[Brief]
Extract each line where the string "icon" shows up.

╔══

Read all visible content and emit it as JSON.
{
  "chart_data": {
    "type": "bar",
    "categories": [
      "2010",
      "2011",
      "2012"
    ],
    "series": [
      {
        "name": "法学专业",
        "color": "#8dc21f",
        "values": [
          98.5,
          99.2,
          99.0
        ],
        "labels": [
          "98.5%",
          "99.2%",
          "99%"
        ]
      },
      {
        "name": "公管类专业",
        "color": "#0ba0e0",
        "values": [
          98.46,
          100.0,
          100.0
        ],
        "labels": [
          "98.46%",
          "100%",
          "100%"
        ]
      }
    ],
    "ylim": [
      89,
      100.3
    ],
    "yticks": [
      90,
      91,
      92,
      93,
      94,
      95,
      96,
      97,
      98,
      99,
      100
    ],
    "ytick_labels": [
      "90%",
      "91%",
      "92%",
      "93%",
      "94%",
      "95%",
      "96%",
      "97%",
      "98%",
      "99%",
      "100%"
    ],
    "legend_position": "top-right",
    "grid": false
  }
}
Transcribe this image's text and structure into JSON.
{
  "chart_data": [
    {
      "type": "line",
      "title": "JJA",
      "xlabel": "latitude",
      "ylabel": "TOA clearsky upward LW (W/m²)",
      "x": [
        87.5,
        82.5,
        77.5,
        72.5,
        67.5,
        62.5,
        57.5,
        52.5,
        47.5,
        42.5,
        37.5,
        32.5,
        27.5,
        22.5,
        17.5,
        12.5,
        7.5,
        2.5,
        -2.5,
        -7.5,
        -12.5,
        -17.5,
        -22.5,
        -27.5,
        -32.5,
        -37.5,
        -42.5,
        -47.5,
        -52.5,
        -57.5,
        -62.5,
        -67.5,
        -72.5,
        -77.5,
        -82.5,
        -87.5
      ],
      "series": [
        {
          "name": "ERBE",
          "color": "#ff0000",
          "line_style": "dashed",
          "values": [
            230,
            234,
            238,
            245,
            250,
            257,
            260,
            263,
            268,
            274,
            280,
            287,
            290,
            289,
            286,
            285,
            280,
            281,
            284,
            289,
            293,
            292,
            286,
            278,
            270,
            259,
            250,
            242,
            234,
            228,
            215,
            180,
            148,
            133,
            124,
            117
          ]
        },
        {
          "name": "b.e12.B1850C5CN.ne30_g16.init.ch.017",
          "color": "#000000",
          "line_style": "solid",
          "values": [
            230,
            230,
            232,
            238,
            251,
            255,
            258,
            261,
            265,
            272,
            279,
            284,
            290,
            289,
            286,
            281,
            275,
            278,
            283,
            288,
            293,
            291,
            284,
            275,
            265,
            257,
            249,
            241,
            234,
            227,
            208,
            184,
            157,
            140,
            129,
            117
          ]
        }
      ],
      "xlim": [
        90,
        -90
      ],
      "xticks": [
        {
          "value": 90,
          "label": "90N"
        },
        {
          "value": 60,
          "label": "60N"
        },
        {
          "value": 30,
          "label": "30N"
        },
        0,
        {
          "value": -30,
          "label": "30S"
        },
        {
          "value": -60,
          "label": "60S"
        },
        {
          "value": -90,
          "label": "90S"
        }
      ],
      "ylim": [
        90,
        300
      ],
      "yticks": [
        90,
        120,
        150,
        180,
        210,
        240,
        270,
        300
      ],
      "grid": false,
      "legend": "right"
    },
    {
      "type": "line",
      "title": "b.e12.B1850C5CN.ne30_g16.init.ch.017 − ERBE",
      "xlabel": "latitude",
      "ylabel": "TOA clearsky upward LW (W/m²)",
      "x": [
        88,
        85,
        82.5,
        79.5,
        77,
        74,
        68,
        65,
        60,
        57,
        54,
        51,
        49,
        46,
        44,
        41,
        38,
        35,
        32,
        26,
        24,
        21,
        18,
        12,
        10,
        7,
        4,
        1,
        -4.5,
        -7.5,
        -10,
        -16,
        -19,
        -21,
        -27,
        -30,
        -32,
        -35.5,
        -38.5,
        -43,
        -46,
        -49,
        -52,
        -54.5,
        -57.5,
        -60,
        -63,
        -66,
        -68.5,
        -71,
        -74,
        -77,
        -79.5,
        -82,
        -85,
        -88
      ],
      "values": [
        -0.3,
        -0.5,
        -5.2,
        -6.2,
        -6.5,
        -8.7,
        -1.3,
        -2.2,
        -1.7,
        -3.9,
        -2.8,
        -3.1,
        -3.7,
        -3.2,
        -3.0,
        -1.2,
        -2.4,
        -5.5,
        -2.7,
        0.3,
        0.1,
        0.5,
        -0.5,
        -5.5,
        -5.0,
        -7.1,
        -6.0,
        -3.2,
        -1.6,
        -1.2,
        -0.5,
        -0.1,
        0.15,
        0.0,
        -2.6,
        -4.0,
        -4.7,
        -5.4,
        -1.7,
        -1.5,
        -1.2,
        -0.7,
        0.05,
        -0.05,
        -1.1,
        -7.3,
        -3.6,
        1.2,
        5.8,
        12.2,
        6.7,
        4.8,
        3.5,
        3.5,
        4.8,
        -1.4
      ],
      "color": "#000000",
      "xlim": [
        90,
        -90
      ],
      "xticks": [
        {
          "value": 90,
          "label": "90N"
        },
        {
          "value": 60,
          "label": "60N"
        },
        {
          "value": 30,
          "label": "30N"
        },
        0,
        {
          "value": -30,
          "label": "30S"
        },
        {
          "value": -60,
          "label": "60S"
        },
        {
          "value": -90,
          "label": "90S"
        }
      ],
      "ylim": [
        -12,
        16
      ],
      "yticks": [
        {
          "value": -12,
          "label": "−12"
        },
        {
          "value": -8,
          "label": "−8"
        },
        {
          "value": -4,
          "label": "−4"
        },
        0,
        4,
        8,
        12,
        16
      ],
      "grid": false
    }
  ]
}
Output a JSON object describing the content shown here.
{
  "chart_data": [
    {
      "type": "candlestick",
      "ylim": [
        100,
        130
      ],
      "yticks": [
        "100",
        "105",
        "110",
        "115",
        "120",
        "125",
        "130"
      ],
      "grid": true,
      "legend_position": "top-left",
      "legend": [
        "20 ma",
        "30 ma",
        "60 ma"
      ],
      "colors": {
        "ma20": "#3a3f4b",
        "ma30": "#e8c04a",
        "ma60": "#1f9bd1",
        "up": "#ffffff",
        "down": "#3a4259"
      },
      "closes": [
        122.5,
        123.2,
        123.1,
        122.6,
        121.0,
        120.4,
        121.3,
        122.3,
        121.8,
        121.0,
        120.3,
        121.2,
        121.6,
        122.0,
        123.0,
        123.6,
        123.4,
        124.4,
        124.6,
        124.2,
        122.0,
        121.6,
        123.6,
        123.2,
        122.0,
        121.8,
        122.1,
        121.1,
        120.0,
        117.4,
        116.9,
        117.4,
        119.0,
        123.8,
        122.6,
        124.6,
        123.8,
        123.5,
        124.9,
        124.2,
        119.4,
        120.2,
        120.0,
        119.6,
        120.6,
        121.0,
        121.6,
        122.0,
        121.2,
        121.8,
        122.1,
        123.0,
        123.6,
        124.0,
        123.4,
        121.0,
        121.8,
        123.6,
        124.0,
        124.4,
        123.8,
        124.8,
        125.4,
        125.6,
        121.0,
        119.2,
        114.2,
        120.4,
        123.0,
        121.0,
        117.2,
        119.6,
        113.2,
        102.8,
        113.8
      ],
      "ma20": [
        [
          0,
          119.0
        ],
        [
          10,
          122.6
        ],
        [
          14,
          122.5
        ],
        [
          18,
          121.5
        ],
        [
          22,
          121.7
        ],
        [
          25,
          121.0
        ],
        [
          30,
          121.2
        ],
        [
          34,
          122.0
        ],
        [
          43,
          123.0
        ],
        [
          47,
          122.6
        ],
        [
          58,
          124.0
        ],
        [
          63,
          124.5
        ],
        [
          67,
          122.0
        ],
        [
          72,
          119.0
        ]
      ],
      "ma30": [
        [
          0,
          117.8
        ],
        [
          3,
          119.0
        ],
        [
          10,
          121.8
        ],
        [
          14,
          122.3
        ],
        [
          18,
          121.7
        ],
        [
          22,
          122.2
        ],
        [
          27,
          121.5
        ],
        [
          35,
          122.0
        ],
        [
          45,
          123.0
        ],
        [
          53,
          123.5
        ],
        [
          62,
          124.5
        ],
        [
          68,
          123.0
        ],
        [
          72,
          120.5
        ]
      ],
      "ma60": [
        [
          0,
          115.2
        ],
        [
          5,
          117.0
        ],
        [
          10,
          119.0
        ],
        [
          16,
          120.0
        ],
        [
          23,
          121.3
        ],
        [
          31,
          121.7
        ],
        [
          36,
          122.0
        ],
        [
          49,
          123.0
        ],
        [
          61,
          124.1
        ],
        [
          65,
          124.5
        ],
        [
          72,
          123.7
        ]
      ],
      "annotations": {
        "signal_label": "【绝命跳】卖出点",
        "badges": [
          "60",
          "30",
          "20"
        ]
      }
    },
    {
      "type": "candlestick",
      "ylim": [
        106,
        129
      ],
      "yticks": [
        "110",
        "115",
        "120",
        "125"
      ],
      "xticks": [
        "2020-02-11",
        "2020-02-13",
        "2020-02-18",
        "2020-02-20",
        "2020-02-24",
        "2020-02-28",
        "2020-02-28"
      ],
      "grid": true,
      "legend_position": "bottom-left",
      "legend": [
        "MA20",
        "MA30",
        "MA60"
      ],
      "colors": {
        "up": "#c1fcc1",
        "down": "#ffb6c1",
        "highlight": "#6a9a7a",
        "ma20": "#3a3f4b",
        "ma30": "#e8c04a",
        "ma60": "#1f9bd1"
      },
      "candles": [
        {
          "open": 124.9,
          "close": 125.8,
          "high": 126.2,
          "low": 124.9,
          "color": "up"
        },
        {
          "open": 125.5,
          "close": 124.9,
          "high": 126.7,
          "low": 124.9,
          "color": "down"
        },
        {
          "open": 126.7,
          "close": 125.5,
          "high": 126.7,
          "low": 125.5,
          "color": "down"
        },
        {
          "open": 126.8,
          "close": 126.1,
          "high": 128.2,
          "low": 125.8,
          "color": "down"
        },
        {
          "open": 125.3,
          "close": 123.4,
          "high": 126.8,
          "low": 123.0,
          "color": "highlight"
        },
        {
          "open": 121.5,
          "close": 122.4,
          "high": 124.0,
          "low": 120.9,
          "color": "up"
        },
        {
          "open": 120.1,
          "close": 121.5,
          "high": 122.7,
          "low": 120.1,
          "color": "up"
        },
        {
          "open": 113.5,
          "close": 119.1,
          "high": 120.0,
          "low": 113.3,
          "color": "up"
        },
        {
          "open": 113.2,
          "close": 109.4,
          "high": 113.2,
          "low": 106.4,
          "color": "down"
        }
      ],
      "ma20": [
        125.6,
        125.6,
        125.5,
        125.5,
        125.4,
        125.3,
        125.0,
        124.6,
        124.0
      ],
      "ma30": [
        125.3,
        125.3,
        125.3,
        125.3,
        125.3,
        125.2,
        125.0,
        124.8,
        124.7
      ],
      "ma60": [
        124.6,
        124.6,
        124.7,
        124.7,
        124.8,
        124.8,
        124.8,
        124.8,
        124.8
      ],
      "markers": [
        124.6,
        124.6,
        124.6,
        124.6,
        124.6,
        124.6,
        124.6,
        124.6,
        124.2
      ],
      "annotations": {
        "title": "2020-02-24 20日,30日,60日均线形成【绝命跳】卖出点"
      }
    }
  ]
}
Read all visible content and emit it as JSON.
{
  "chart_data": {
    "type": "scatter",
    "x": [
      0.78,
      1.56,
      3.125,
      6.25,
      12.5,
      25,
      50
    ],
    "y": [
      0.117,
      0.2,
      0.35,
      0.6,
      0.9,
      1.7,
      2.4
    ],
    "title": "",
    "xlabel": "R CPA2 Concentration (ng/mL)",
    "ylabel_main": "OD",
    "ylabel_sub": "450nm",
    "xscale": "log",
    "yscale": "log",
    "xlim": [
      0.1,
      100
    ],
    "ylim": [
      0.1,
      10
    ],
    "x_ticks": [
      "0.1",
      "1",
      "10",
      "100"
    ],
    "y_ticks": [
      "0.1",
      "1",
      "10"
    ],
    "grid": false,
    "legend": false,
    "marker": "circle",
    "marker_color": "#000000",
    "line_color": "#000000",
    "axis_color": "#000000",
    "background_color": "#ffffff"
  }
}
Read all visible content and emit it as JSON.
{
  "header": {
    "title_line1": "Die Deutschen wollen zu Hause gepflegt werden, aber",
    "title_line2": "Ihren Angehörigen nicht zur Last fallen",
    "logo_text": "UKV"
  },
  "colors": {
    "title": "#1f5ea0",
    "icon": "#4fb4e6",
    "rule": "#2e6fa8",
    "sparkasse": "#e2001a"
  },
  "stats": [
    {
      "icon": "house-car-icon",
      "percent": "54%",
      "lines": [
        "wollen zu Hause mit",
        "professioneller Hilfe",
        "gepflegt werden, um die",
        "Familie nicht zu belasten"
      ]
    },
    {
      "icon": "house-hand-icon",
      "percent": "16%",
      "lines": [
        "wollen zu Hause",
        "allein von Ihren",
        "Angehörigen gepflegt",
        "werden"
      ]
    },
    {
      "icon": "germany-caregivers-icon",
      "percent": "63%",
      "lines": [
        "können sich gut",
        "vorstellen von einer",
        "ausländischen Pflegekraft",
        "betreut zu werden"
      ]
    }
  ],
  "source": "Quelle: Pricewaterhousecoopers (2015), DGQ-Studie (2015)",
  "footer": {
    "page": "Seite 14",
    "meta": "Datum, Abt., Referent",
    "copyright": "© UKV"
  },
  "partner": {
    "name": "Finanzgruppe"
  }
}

╚══

[Solution to this task]
    "icon": "#4fb4e6",
      "icon": "house-car-icon",
      "icon": "house-hand-icon",
      "icon": "germany-caregivers-icon",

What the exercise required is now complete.